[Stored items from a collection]
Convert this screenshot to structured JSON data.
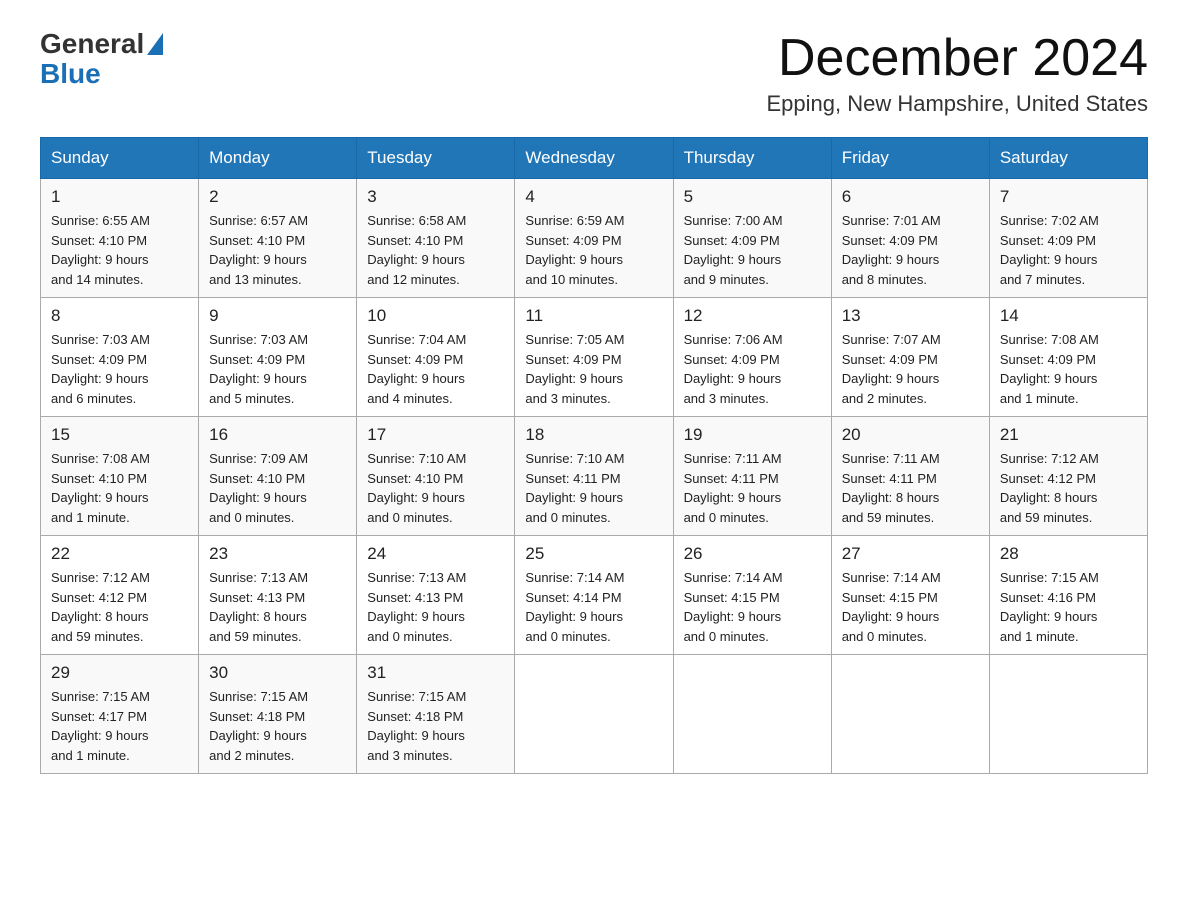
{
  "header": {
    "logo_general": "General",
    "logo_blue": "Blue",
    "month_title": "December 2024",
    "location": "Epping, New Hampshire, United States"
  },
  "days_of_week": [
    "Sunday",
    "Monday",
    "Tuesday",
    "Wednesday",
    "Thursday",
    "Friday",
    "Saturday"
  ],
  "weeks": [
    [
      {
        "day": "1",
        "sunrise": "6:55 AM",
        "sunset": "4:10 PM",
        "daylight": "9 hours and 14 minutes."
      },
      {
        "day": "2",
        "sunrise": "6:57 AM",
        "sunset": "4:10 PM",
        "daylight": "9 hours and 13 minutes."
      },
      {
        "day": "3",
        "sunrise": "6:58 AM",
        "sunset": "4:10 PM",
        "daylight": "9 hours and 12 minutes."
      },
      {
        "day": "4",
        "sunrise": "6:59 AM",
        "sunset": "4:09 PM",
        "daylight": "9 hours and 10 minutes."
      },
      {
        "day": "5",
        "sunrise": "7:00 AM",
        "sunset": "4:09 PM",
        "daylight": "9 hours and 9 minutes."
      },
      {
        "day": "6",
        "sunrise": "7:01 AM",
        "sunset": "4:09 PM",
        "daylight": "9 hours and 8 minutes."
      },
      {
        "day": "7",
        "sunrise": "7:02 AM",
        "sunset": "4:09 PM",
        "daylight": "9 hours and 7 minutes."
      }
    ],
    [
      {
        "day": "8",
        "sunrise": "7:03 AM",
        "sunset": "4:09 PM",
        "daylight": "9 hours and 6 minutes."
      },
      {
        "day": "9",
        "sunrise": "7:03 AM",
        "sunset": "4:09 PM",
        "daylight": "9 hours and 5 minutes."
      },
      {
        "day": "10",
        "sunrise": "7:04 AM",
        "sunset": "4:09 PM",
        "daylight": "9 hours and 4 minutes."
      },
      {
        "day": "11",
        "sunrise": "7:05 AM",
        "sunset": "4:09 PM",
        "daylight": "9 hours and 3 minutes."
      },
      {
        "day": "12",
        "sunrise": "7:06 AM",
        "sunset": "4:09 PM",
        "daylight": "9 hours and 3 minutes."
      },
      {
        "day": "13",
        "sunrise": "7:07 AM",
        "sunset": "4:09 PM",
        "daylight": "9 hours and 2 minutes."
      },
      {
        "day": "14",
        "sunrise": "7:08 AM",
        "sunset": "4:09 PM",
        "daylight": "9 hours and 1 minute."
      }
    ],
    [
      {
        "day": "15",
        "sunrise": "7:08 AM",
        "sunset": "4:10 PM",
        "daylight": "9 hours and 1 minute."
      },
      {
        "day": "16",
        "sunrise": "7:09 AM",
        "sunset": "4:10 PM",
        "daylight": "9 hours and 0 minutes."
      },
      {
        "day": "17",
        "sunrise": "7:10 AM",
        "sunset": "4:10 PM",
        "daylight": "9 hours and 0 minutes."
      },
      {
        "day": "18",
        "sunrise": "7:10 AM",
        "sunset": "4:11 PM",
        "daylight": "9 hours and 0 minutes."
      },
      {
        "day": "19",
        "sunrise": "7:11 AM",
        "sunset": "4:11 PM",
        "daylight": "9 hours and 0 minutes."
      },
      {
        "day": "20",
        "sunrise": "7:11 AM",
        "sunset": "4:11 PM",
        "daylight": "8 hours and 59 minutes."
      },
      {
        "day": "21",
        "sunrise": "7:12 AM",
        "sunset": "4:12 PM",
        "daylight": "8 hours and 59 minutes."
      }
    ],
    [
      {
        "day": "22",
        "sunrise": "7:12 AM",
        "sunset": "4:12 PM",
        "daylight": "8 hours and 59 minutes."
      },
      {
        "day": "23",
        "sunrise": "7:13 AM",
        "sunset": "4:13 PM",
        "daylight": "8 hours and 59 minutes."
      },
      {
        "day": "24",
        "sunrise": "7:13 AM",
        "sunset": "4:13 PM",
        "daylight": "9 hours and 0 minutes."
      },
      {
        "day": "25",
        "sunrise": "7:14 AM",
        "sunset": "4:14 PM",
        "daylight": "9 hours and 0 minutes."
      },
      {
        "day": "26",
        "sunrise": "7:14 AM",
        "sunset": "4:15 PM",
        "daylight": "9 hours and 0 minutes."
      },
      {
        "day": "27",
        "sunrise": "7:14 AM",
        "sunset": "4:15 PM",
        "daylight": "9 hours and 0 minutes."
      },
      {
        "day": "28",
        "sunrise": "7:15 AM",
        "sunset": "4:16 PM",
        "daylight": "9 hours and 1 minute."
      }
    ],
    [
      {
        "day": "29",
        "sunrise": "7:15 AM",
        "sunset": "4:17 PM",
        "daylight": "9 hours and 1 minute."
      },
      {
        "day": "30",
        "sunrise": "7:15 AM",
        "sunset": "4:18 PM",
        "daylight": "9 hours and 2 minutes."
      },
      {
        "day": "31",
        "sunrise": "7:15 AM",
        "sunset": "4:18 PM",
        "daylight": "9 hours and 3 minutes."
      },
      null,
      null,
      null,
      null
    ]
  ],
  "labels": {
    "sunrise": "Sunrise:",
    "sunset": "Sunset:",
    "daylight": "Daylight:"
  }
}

**What you will do:** Retype everything in the material word for word, minus pictures.

**Exercise response:**
Convert this screenshot to structured JSON data.
{
  "header": {
    "logo_general": "General",
    "logo_blue": "Blue",
    "month_title": "December 2024",
    "location": "Epping, New Hampshire, United States"
  },
  "days_of_week": [
    "Sunday",
    "Monday",
    "Tuesday",
    "Wednesday",
    "Thursday",
    "Friday",
    "Saturday"
  ],
  "weeks": [
    [
      {
        "day": "1",
        "sunrise": "6:55 AM",
        "sunset": "4:10 PM",
        "daylight": "9 hours and 14 minutes."
      },
      {
        "day": "2",
        "sunrise": "6:57 AM",
        "sunset": "4:10 PM",
        "daylight": "9 hours and 13 minutes."
      },
      {
        "day": "3",
        "sunrise": "6:58 AM",
        "sunset": "4:10 PM",
        "daylight": "9 hours and 12 minutes."
      },
      {
        "day": "4",
        "sunrise": "6:59 AM",
        "sunset": "4:09 PM",
        "daylight": "9 hours and 10 minutes."
      },
      {
        "day": "5",
        "sunrise": "7:00 AM",
        "sunset": "4:09 PM",
        "daylight": "9 hours and 9 minutes."
      },
      {
        "day": "6",
        "sunrise": "7:01 AM",
        "sunset": "4:09 PM",
        "daylight": "9 hours and 8 minutes."
      },
      {
        "day": "7",
        "sunrise": "7:02 AM",
        "sunset": "4:09 PM",
        "daylight": "9 hours and 7 minutes."
      }
    ],
    [
      {
        "day": "8",
        "sunrise": "7:03 AM",
        "sunset": "4:09 PM",
        "daylight": "9 hours and 6 minutes."
      },
      {
        "day": "9",
        "sunrise": "7:03 AM",
        "sunset": "4:09 PM",
        "daylight": "9 hours and 5 minutes."
      },
      {
        "day": "10",
        "sunrise": "7:04 AM",
        "sunset": "4:09 PM",
        "daylight": "9 hours and 4 minutes."
      },
      {
        "day": "11",
        "sunrise": "7:05 AM",
        "sunset": "4:09 PM",
        "daylight": "9 hours and 3 minutes."
      },
      {
        "day": "12",
        "sunrise": "7:06 AM",
        "sunset": "4:09 PM",
        "daylight": "9 hours and 3 minutes."
      },
      {
        "day": "13",
        "sunrise": "7:07 AM",
        "sunset": "4:09 PM",
        "daylight": "9 hours and 2 minutes."
      },
      {
        "day": "14",
        "sunrise": "7:08 AM",
        "sunset": "4:09 PM",
        "daylight": "9 hours and 1 minute."
      }
    ],
    [
      {
        "day": "15",
        "sunrise": "7:08 AM",
        "sunset": "4:10 PM",
        "daylight": "9 hours and 1 minute."
      },
      {
        "day": "16",
        "sunrise": "7:09 AM",
        "sunset": "4:10 PM",
        "daylight": "9 hours and 0 minutes."
      },
      {
        "day": "17",
        "sunrise": "7:10 AM",
        "sunset": "4:10 PM",
        "daylight": "9 hours and 0 minutes."
      },
      {
        "day": "18",
        "sunrise": "7:10 AM",
        "sunset": "4:11 PM",
        "daylight": "9 hours and 0 minutes."
      },
      {
        "day": "19",
        "sunrise": "7:11 AM",
        "sunset": "4:11 PM",
        "daylight": "9 hours and 0 minutes."
      },
      {
        "day": "20",
        "sunrise": "7:11 AM",
        "sunset": "4:11 PM",
        "daylight": "8 hours and 59 minutes."
      },
      {
        "day": "21",
        "sunrise": "7:12 AM",
        "sunset": "4:12 PM",
        "daylight": "8 hours and 59 minutes."
      }
    ],
    [
      {
        "day": "22",
        "sunrise": "7:12 AM",
        "sunset": "4:12 PM",
        "daylight": "8 hours and 59 minutes."
      },
      {
        "day": "23",
        "sunrise": "7:13 AM",
        "sunset": "4:13 PM",
        "daylight": "8 hours and 59 minutes."
      },
      {
        "day": "24",
        "sunrise": "7:13 AM",
        "sunset": "4:13 PM",
        "daylight": "9 hours and 0 minutes."
      },
      {
        "day": "25",
        "sunrise": "7:14 AM",
        "sunset": "4:14 PM",
        "daylight": "9 hours and 0 minutes."
      },
      {
        "day": "26",
        "sunrise": "7:14 AM",
        "sunset": "4:15 PM",
        "daylight": "9 hours and 0 minutes."
      },
      {
        "day": "27",
        "sunrise": "7:14 AM",
        "sunset": "4:15 PM",
        "daylight": "9 hours and 0 minutes."
      },
      {
        "day": "28",
        "sunrise": "7:15 AM",
        "sunset": "4:16 PM",
        "daylight": "9 hours and 1 minute."
      }
    ],
    [
      {
        "day": "29",
        "sunrise": "7:15 AM",
        "sunset": "4:17 PM",
        "daylight": "9 hours and 1 minute."
      },
      {
        "day": "30",
        "sunrise": "7:15 AM",
        "sunset": "4:18 PM",
        "daylight": "9 hours and 2 minutes."
      },
      {
        "day": "31",
        "sunrise": "7:15 AM",
        "sunset": "4:18 PM",
        "daylight": "9 hours and 3 minutes."
      },
      null,
      null,
      null,
      null
    ]
  ],
  "labels": {
    "sunrise": "Sunrise:",
    "sunset": "Sunset:",
    "daylight": "Daylight:"
  }
}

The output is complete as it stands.